PROBLEM TO WORK ON >> Copy every line from the data below in which the string "jäsenille" can be found.

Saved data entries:
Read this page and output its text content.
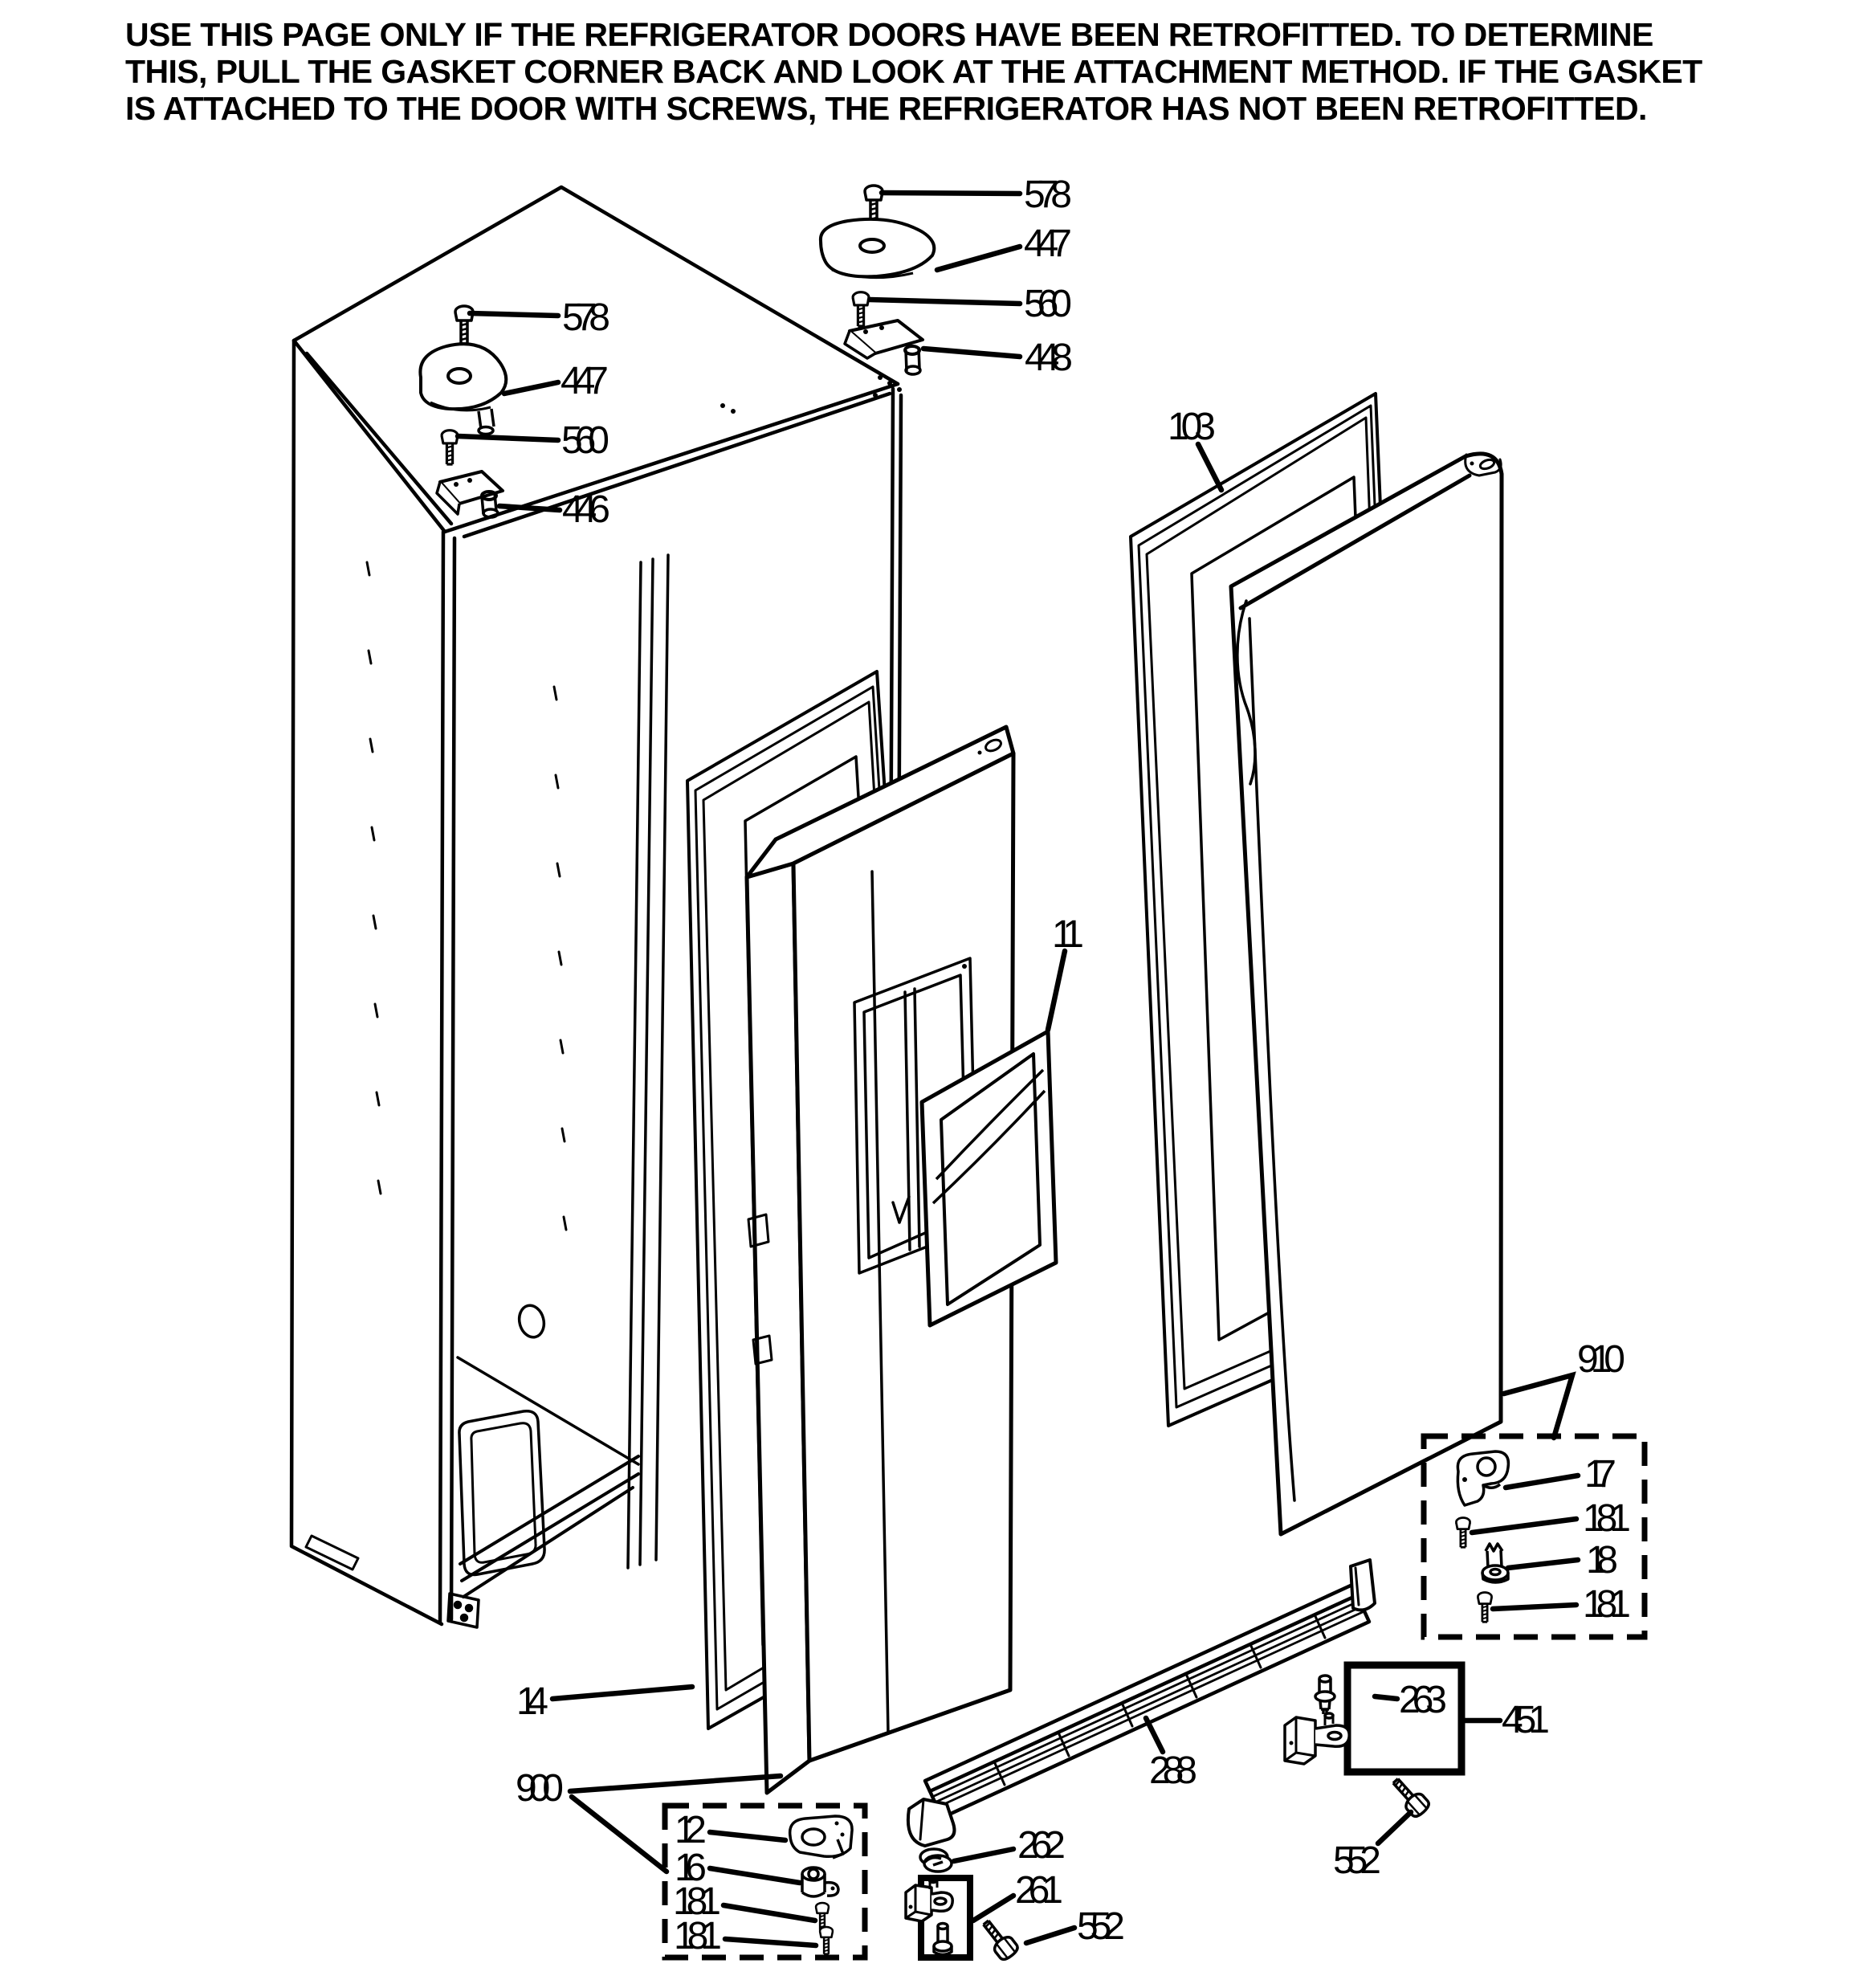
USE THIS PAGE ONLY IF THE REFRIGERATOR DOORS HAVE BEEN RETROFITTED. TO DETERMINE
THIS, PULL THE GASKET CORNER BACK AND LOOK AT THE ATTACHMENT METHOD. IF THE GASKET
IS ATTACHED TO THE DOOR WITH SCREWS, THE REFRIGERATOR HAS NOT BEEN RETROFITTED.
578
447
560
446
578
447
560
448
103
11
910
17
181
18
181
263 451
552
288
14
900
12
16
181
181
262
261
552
---
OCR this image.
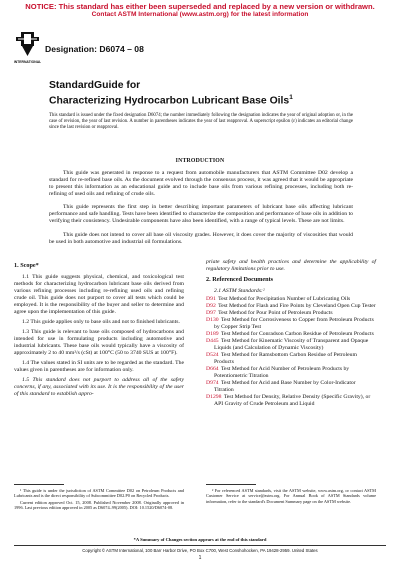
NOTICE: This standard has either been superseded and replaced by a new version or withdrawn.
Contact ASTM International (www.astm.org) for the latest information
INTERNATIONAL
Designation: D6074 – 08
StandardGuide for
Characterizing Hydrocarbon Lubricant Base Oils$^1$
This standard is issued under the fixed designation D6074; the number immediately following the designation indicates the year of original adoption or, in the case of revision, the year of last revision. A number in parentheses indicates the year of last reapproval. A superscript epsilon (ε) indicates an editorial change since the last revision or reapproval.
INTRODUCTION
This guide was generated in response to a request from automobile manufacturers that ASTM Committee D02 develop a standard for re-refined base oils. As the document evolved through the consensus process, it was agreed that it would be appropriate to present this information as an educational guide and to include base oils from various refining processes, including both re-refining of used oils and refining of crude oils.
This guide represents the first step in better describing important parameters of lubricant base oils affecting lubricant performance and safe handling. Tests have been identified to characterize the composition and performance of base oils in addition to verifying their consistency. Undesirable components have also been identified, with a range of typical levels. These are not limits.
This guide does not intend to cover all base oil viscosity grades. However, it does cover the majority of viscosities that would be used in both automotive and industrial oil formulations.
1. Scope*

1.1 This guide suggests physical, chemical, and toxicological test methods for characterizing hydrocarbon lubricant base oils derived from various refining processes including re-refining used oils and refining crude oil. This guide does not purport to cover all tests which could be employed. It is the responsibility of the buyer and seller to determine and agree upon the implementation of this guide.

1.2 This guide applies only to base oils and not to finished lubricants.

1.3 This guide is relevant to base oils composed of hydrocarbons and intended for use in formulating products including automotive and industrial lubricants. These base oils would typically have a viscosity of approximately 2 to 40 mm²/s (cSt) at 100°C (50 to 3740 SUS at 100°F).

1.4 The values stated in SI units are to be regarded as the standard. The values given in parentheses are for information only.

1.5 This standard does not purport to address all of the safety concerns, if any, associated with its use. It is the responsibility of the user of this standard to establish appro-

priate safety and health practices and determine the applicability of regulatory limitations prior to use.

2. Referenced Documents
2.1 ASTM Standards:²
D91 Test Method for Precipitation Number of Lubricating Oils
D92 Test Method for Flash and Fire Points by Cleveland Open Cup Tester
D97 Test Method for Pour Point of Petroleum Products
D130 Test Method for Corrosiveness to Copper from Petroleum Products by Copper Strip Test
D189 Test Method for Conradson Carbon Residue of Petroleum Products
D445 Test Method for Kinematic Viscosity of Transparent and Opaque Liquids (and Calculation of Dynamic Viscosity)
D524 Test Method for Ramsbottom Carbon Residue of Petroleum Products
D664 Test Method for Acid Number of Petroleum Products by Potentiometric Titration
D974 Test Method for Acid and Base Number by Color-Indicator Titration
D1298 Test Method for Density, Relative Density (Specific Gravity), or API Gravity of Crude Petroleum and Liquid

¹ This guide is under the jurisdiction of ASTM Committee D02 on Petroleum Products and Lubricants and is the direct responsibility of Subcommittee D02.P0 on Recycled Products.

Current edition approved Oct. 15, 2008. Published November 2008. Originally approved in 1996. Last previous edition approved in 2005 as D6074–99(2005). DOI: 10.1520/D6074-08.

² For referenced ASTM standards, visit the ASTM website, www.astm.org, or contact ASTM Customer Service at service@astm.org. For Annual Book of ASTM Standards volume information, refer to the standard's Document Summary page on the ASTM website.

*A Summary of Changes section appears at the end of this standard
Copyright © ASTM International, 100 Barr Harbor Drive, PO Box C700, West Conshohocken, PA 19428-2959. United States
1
==
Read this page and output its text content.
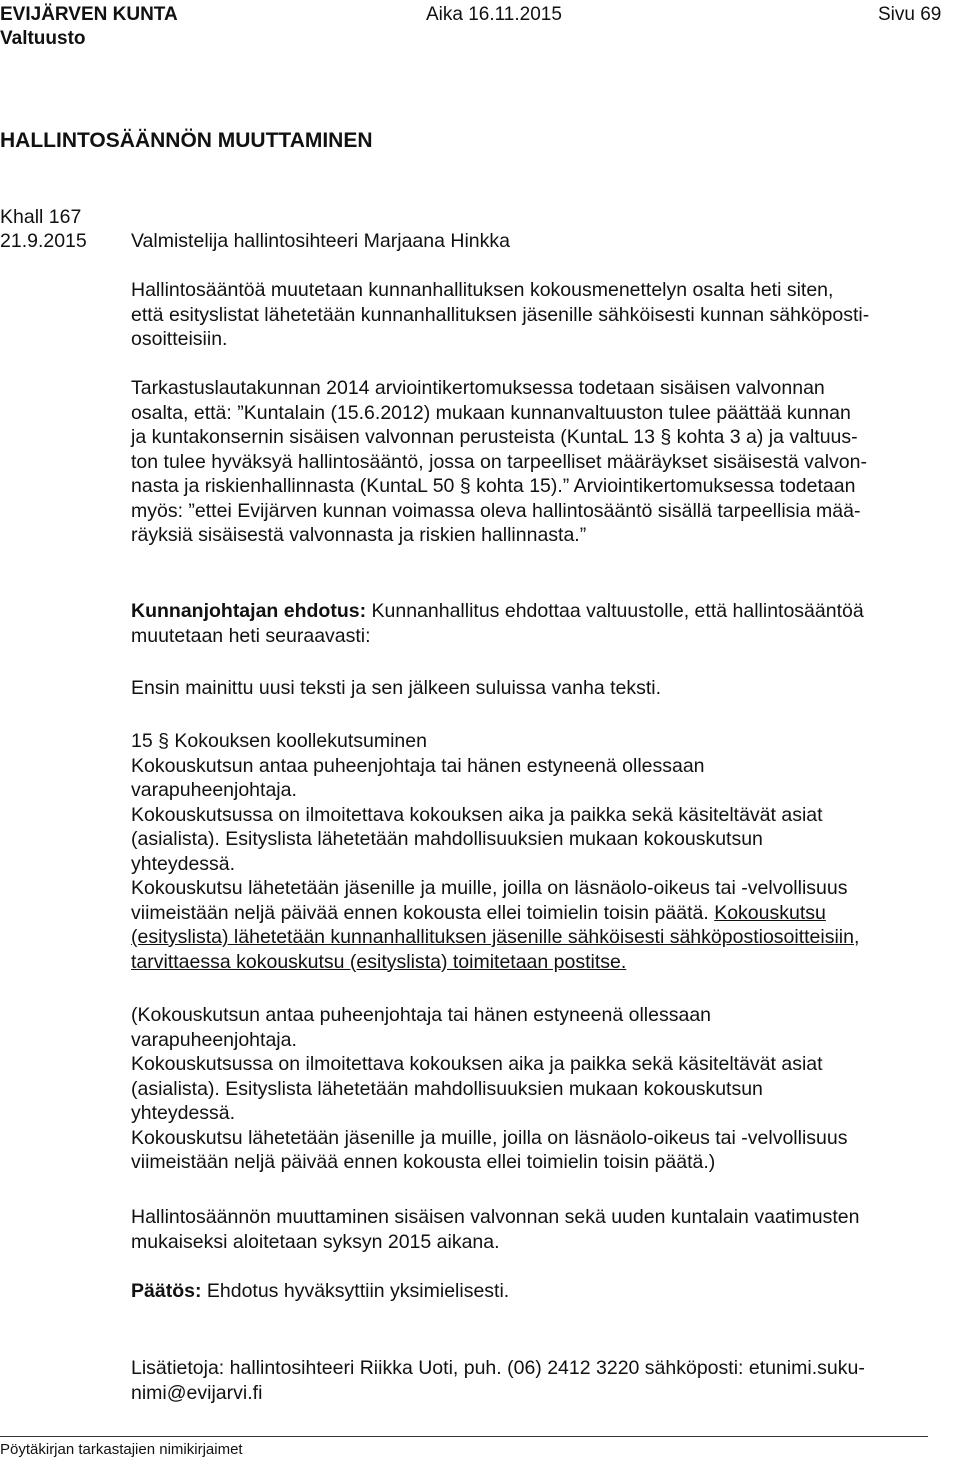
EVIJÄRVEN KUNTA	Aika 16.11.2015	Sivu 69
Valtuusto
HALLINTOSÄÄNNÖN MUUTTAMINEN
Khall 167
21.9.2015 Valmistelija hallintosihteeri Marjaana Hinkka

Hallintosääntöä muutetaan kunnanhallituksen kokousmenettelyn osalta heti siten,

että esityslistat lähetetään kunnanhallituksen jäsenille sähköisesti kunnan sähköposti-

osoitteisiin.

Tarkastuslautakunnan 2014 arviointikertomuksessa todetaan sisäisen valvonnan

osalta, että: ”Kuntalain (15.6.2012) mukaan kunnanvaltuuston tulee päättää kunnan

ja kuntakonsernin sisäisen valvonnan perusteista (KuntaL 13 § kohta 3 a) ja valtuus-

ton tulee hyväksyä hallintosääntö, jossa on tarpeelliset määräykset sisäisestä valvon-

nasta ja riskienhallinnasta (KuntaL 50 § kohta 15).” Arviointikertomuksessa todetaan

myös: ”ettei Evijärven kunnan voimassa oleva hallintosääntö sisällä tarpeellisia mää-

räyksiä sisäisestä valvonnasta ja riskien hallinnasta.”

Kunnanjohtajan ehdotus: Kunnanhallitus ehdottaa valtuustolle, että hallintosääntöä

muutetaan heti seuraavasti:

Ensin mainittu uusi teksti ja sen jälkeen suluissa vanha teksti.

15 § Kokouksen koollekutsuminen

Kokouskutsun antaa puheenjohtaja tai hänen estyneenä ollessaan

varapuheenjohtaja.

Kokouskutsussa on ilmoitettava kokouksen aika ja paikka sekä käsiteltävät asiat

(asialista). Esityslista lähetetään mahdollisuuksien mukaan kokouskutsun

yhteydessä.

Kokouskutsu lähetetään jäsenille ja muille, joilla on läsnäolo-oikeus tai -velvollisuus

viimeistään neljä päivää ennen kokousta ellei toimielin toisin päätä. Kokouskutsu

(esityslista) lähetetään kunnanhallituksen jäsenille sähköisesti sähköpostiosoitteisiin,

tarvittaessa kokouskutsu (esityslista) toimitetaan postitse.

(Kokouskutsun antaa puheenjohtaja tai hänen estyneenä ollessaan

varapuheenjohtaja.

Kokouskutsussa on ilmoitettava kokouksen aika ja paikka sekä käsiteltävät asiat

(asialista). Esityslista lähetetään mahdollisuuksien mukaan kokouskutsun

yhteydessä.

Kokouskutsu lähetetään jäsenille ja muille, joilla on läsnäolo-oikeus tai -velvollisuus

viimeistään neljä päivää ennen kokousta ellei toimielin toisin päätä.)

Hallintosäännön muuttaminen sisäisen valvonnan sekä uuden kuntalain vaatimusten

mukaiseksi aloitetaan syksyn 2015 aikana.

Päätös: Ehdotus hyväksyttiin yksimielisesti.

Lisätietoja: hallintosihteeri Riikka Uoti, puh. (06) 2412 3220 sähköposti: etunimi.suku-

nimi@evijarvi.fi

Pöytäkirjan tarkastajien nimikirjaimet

THE OUTPUT >>
että esityslistat lähetetään kunnanhallituksen jäsenille sähköisesti kunnan sähköposti-
Kokouskutsu lähetetään jäsenille ja muille, joilla on läsnäolo-oikeus tai -velvollisuus
(esityslista) lähetetään kunnanhallituksen jäsenille sähköisesti sähköpostiosoitteisiin,
Kokouskutsu lähetetään jäsenille ja muille, joilla on läsnäolo-oikeus tai -velvollisuus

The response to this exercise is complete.